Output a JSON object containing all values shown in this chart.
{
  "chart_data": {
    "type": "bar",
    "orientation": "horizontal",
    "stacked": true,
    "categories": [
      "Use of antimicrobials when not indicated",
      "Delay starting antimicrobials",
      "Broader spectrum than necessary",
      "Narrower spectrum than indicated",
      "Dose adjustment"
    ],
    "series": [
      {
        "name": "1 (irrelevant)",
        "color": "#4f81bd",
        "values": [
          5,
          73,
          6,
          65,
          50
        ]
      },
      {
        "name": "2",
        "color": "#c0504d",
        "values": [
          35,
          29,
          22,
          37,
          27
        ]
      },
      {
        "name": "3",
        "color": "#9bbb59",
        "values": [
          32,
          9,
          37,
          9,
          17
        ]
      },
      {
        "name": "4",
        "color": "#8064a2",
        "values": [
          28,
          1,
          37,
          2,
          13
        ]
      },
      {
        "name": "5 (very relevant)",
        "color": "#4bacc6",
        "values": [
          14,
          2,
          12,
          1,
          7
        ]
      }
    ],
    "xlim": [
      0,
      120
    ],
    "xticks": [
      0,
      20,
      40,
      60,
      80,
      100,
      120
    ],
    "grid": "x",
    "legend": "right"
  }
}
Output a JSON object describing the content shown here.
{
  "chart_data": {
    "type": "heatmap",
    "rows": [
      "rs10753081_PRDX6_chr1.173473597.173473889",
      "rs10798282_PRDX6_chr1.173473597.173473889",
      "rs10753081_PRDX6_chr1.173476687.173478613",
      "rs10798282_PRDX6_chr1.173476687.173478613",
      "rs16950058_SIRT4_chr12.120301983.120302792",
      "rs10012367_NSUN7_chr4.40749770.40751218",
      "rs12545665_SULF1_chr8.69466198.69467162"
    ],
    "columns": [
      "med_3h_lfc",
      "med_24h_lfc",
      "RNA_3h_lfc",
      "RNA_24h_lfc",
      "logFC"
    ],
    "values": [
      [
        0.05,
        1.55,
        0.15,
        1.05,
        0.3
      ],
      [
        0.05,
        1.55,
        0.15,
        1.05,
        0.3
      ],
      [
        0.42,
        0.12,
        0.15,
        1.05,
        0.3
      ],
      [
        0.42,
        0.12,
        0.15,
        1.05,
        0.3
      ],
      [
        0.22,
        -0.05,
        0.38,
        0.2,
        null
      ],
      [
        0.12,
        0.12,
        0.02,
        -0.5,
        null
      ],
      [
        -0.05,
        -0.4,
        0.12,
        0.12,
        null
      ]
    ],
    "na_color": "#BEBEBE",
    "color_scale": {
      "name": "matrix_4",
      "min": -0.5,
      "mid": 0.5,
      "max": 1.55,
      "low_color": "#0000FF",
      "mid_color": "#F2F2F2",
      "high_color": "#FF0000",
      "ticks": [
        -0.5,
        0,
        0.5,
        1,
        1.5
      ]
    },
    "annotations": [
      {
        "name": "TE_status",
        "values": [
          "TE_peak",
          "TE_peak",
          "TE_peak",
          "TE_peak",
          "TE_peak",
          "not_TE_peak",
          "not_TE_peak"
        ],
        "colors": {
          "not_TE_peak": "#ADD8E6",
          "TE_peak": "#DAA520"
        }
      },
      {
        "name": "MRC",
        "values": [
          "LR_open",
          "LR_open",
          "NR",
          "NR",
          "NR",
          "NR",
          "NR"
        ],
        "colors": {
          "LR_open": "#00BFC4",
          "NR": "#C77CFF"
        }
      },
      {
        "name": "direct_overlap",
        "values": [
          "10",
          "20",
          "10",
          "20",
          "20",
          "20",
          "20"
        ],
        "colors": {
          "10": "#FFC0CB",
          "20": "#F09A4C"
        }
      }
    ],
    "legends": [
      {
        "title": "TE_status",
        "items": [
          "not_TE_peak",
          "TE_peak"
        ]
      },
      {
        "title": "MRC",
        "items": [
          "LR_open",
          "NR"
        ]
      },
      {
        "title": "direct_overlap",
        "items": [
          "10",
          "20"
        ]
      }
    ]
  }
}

## Exercise instructions
All of the data must be returned exactly.

## Expected answer
Output a JSON object containing all values shown in this chart.
{
  "chart_data": {
    "type": "bar",
    "orientation": "horizontal",
    "stacked": true,
    "categories": [
      "Use of antimicrobials when not indicated",
      "Delay starting antimicrobials",
      "Broader spectrum than necessary",
      "Narrower spectrum than indicated",
      "Dose adjustment"
    ],
    "series": [
      {
        "name": "1 (irrelevant)",
        "color": "#4f81bd",
        "values": [
          5,
          73,
          6,
          65,
          50
        ]
      },
      {
        "name": "2",
        "color": "#c0504d",
        "values": [
          35,
          29,
          22,
          37,
          27
        ]
      },
      {
        "name": "3",
        "color": "#9bbb59",
        "values": [
          32,
          9,
          37,
          9,
          17
        ]
      },
      {
        "name": "4",
        "color": "#8064a2",
        "values": [
          28,
          1,
          37,
          2,
          13
        ]
      },
      {
        "name": "5 (very relevant)",
        "color": "#4bacc6",
        "values": [
          14,
          2,
          12,
          1,
          7
        ]
      }
    ],
    "xlim": [
      0,
      120
    ],
    "xticks": [
      0,
      20,
      40,
      60,
      80,
      100,
      120
    ],
    "grid": "x",
    "legend": "right"
  }
}
Output a JSON object describing the content shown here.
{
  "chart_data": {
    "type": "heatmap",
    "rows": [
      "rs10753081_PRDX6_chr1.173473597.173473889",
      "rs10798282_PRDX6_chr1.173473597.173473889",
      "rs10753081_PRDX6_chr1.173476687.173478613",
      "rs10798282_PRDX6_chr1.173476687.173478613",
      "rs16950058_SIRT4_chr12.120301983.120302792",
      "rs10012367_NSUN7_chr4.40749770.40751218",
      "rs12545665_SULF1_chr8.69466198.69467162"
    ],
    "columns": [
      "med_3h_lfc",
      "med_24h_lfc",
      "RNA_3h_lfc",
      "RNA_24h_lfc",
      "logFC"
    ],
    "values": [
      [
        0.05,
        1.55,
        0.15,
        1.05,
        0.3
      ],
      [
        0.05,
        1.55,
        0.15,
        1.05,
        0.3
      ],
      [
        0.42,
        0.12,
        0.15,
        1.05,
        0.3
      ],
      [
        0.42,
        0.12,
        0.15,
        1.05,
        0.3
      ],
      [
        0.22,
        -0.05,
        0.38,
        0.2,
        null
      ],
      [
        0.12,
        0.12,
        0.02,
        -0.5,
        null
      ],
      [
        -0.05,
        -0.4,
        0.12,
        0.12,
        null
      ]
    ],
    "na_color": "#BEBEBE",
    "color_scale": {
      "name": "matrix_4",
      "min": -0.5,
      "mid": 0.5,
      "max": 1.55,
      "low_color": "#0000FF",
      "mid_color": "#F2F2F2",
      "high_color": "#FF0000",
      "ticks": [
        -0.5,
        0,
        0.5,
        1,
        1.5
      ]
    },
    "annotations": [
      {
        "name": "TE_status",
        "values": [
          "TE_peak",
          "TE_peak",
          "TE_peak",
          "TE_peak",
          "TE_peak",
          "not_TE_peak",
          "not_TE_peak"
        ],
        "colors": {
          "not_TE_peak": "#ADD8E6",
          "TE_peak": "#DAA520"
        }
      },
      {
        "name": "MRC",
        "values": [
          "LR_open",
          "LR_open",
          "NR",
          "NR",
          "NR",
          "NR",
          "NR"
        ],
        "colors": {
          "LR_open": "#00BFC4",
          "NR": "#C77CFF"
        }
      },
      {
        "name": "direct_overlap",
        "values": [
          "10",
          "20",
          "10",
          "20",
          "20",
          "20",
          "20"
        ],
        "colors": {
          "10": "#FFC0CB",
          "20": "#F09A4C"
        }
      }
    ],
    "legends": [
      {
        "title": "TE_status",
        "items": [
          "not_TE_peak",
          "TE_peak"
        ]
      },
      {
        "title": "MRC",
        "items": [
          "LR_open",
          "NR"
        ]
      },
      {
        "title": "direct_overlap",
        "items": [
          "10",
          "20"
        ]
      }
    ]
  }
}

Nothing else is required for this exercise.